● Problem statement: Go through the entries and say how many lines contain the string "text". The number is the whole answer.

(Figure content listings)
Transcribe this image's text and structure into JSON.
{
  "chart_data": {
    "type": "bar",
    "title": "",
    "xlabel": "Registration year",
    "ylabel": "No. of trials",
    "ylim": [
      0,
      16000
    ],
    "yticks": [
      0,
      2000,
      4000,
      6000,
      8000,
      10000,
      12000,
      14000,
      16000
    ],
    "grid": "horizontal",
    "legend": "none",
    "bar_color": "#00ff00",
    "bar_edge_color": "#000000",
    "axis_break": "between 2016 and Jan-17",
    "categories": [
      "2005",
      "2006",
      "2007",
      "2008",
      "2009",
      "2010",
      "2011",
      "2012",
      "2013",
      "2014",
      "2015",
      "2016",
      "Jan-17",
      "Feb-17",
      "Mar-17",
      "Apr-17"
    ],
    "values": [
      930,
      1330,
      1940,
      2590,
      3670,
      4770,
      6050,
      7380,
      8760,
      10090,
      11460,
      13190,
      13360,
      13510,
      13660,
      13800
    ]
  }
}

---

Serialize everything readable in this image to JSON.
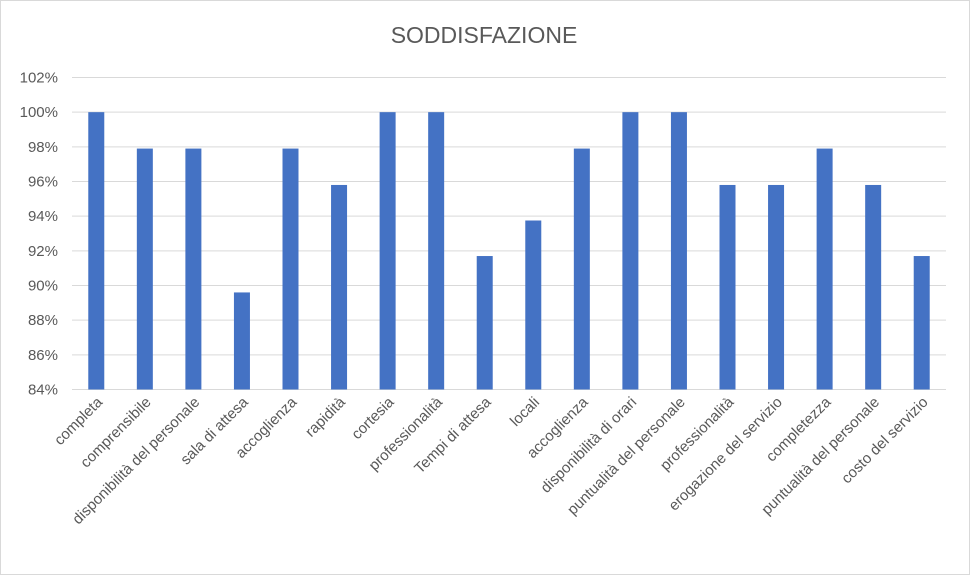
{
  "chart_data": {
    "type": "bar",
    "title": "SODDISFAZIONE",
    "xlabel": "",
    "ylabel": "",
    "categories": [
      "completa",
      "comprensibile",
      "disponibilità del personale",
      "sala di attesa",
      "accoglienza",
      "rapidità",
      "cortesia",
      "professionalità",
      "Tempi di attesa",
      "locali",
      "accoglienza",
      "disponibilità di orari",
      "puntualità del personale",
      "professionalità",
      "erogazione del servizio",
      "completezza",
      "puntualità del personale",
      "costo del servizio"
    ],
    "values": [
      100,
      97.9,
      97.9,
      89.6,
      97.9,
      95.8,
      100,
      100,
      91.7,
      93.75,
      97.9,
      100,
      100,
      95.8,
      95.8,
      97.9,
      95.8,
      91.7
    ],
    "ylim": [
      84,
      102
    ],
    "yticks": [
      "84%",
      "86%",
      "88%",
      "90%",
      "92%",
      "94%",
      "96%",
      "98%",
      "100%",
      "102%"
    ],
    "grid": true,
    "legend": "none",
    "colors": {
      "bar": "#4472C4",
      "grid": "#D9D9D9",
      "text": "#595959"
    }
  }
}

● Worked solution: 2